** INSTRUCTIONS **
1. In the write-behind caching document, which types of LogElement objects does the write-behind loader send to the real loader?
2. According to the write-behind caching document, why should updates to the Loader plug-in be queued asynchronously? Answer in one to three sentences.

Administration guide > Configure the deployment environment > Configuring data grids > Configuring write-behind loader support



Write-behind caching support

Use write-behind caching to reduce the overhead that occurs when updating a back-end database. Write-behind caching queues updates to the Loader plug-in.


Introduction

Write-behind caching asynchronously queues updates to the Loader plug-in. You can improve performance by disconnecting updates, inserts, and removes for a map, the overhead of updating the back-end database. The asynchronous update is performed after a time-based delay (for example, five minutes) or an entry-based delay (1000 entries).

When you configure the write-behind setting on a backing map, a write-behind thread is created and wraps the configured loader. When an eXtreme Scale transaction inserts, updates, or removes an entry from an eXtreme Scale map, a LogElement object is created for each of these records. These elements are sent to the write-behind loader and queued in a special ObjectMap called a queue map. Each backing map with the write-behind setting enabled has its own queue maps. A write-behind thread periodically removes the queued data from the queue maps and pushes them to the real back-end loader.

The write-behind loader will only send insert, update, and delete types of LogElement objects to the real loader. All other types of LogElement objects, for example, EVICT type, are ignored.

Write-behind support is an extension of the Loader plug-in, which you use to integrate eXtreme Scale with the database. For example, consult the Configure JPA loaders information about configuring a JPA loader.


Benefits

Enable write-behind support has the following benefits:


ObjectGrid descriptor XML

When configuring an eXtreme Scale using an eXtreme Scale descriptor XML file, the write-behind loader is enabled by setting the writeBehind attribute on the backingMap tag. An example follows:

<objectGrid name="library" >
    
<backingMap name="book" writeBehind="T300;C900" pluginCollectionRef="bookPlugins"/>

In the previous example, write-behind support of the "book" backing map is enabled with parameter "T300;C900".

The write-behind attribute specifies the maximum update time and/or a maximum key update count. The format of the write-behind parameter is:

write-behind attribute  ::=
<defaults> |
<update time> |
<update key count> |
<update time> ";"
<update key count> 
update time  ::= "T"
<positive integer> 
update key count  ::= "C"
<positive integer> 
defaults  ::= "" {table}

Updates to the loader occur when one of the following events occurs:

  1. The maximum update time in seconds has elapsed since the last update.

  2. The number of updated keys in the queue map has reached the update key count.

[Lines of data]
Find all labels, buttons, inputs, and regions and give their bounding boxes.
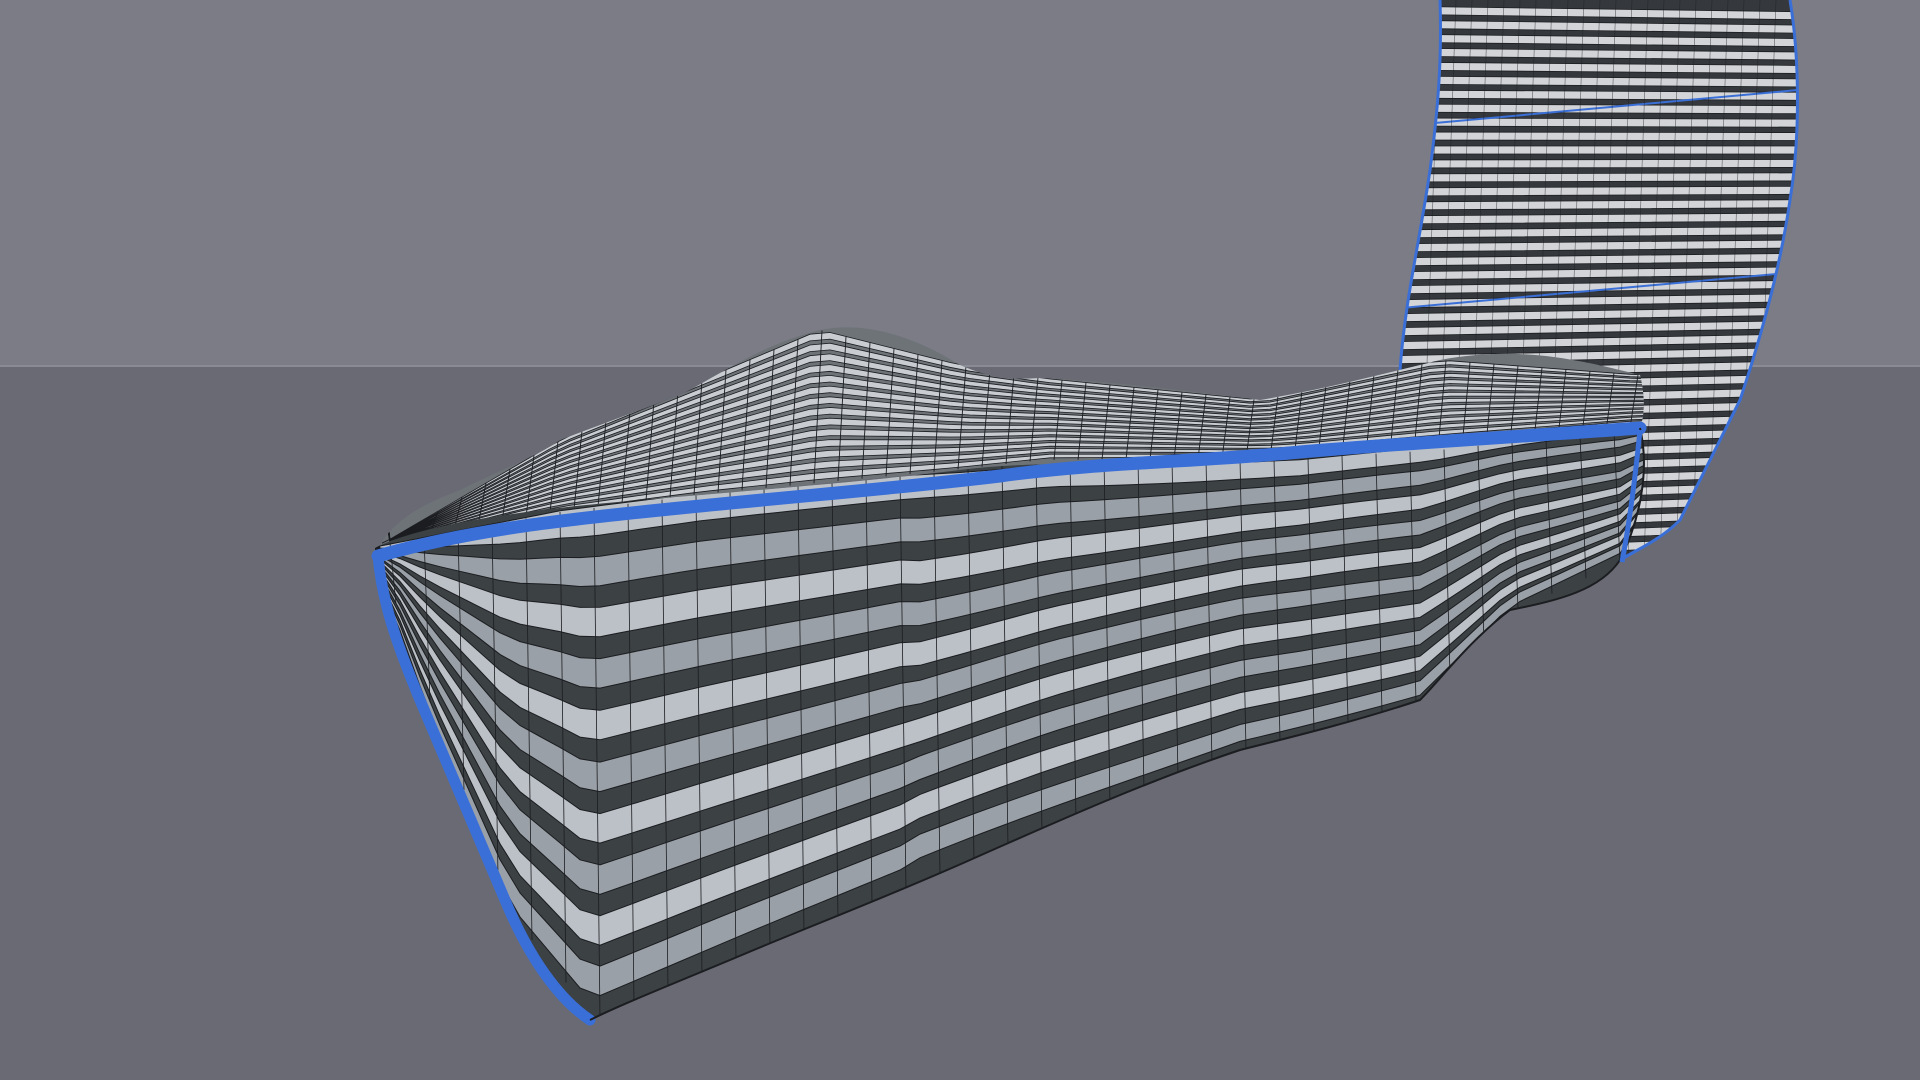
tower-floor-slab [1400, 131, 1798, 142]
3d-viewport[interactable] [0, 0, 1920, 1080]
tower-floor-slab [1400, 145, 1798, 155]
tower-floor-slab [1400, 185, 1798, 197]
scene-canvas[interactable] [0, 0, 1920, 1080]
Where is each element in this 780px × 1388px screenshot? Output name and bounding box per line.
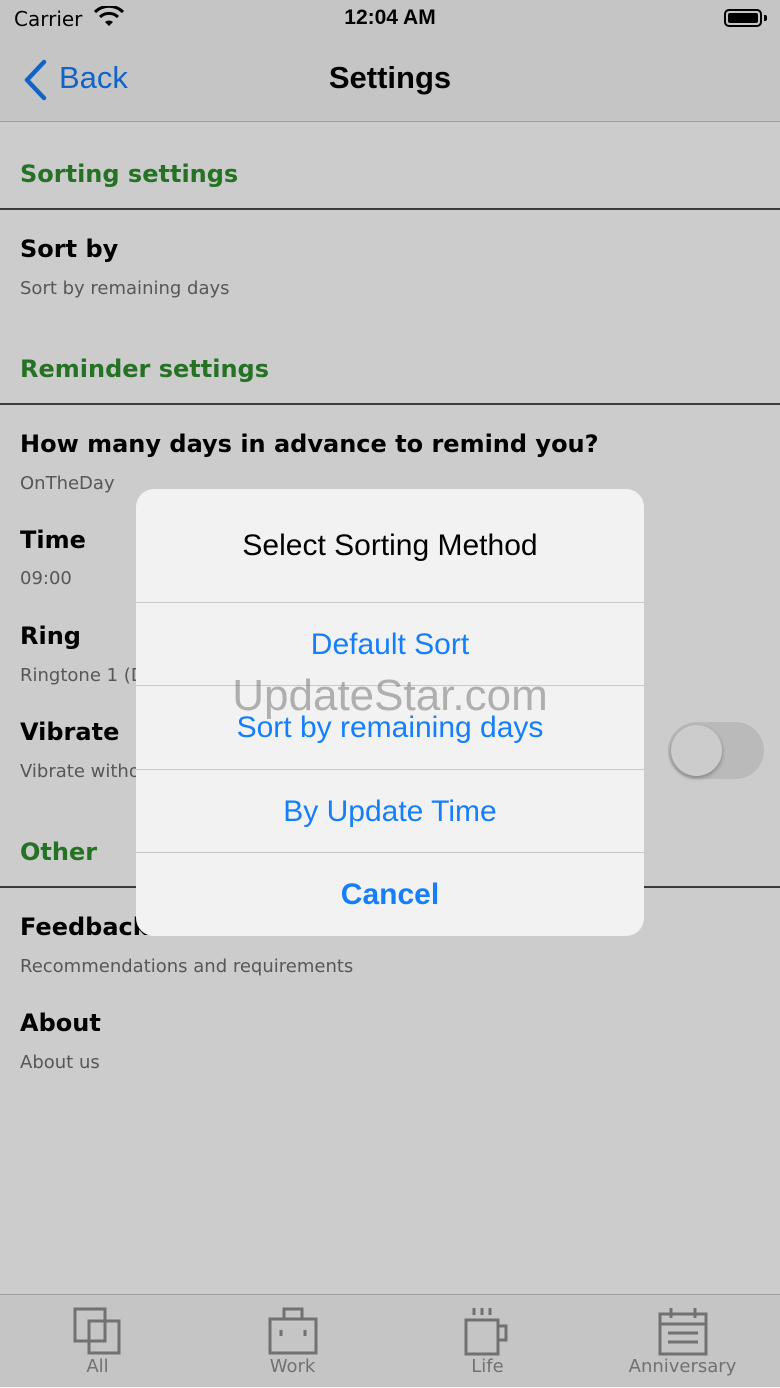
sort-by-remaining-days-button[interactable]: Sort by remaining days	[136, 685, 644, 769]
default-sort-button[interactable]: Default Sort	[136, 602, 644, 686]
sorting-method-alert: Select Sorting Method Default Sort Sort …	[136, 489, 644, 936]
by-update-time-button[interactable]: By Update Time	[136, 769, 644, 853]
alert-title: Select Sorting Method	[242, 529, 538, 562]
cancel-button[interactable]: Cancel	[136, 852, 644, 936]
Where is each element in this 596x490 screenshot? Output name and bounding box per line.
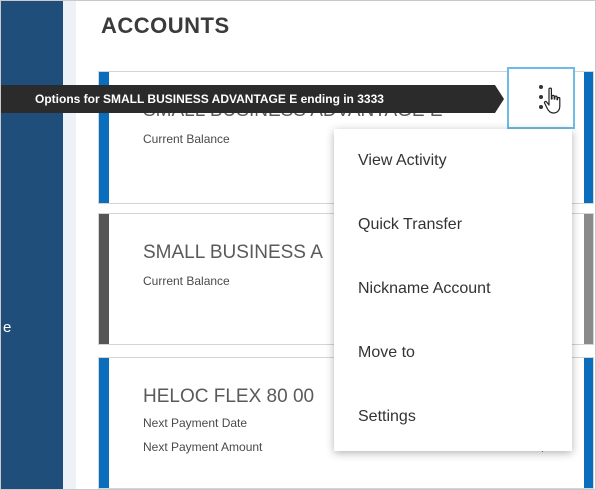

** EXERCISE ANSWERS **
1. Only insert, update, and delete types; all other types, such as EVICT, are ignored.

2. Queuing updates asynchronously reduces the overhead that occurs when updating a back-end database. Separating a map's updates, inserts, and removes from that overhead improves performance. The queued changes are then pushed to the database after a time-based or entry-based delay.